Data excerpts

•••

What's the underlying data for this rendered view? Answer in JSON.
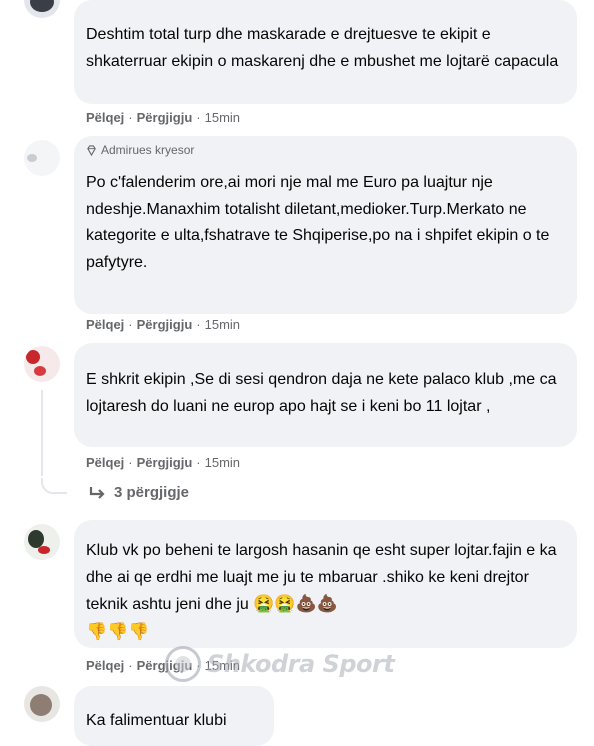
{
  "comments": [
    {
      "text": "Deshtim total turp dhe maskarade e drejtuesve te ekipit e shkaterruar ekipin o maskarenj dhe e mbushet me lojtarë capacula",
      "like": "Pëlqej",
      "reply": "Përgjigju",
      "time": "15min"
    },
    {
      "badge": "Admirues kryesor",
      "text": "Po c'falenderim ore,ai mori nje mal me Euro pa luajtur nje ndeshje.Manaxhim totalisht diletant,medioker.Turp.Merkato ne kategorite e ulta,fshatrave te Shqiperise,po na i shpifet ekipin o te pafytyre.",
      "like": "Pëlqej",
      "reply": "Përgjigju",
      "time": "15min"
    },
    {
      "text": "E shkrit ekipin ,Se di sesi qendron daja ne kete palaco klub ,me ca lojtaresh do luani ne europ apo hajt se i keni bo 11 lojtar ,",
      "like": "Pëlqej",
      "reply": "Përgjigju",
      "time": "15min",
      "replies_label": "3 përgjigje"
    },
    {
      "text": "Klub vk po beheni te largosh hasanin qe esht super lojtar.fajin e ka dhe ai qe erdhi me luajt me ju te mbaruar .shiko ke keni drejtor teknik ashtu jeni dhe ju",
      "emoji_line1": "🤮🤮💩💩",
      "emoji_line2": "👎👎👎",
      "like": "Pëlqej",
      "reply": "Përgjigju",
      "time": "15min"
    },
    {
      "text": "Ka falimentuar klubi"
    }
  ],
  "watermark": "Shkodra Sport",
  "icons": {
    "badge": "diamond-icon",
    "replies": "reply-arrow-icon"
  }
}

•••

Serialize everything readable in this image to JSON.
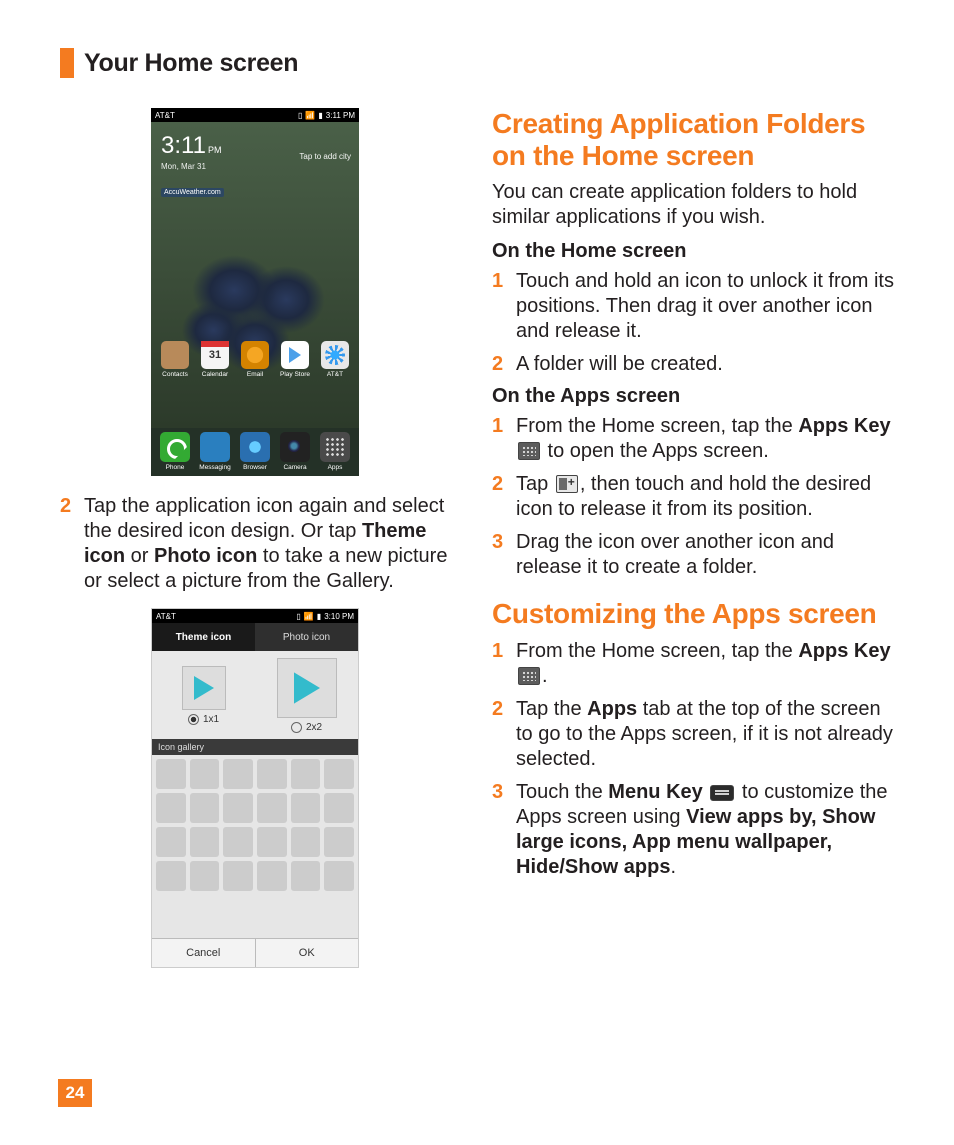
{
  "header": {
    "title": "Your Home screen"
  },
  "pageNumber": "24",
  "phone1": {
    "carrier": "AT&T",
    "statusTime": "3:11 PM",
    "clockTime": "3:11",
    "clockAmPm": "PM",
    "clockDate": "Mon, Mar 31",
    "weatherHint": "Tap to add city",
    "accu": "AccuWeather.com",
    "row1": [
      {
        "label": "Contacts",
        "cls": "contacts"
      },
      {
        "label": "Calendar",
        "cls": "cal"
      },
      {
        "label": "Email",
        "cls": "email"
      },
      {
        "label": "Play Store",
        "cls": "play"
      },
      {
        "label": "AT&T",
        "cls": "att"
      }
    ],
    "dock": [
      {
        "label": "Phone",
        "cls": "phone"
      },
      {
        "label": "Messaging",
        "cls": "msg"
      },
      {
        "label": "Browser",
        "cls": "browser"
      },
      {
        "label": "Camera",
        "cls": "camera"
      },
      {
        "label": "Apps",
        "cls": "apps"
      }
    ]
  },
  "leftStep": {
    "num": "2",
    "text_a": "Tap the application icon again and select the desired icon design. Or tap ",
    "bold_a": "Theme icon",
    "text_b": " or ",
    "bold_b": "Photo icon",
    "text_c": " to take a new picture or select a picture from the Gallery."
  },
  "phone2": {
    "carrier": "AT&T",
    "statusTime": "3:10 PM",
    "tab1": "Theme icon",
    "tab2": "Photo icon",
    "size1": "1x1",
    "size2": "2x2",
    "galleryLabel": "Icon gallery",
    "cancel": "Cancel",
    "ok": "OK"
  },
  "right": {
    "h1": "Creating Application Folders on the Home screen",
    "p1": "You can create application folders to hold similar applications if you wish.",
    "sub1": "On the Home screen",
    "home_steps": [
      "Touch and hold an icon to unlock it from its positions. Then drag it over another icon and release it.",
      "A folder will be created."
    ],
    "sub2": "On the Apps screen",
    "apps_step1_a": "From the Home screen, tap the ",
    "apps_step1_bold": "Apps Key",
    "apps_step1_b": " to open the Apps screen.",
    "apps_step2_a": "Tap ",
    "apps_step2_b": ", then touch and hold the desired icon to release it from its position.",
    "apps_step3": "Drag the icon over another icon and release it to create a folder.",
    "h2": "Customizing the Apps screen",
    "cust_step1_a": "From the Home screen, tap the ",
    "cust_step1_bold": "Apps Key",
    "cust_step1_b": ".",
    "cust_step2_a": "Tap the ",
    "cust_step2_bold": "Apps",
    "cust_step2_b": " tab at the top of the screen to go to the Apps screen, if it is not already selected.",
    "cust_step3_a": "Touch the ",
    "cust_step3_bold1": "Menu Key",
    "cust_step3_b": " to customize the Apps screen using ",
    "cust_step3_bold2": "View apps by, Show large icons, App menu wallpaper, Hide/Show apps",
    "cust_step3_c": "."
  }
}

•••

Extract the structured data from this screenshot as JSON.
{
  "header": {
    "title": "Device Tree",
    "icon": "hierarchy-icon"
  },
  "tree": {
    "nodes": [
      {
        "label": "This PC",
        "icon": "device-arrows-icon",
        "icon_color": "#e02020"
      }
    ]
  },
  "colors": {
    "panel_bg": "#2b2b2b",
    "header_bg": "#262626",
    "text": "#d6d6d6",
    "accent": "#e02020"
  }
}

•••

== Exercise ==
Say how many lines contain the string "badge", giving nothing but the count.

== Full solution ==
2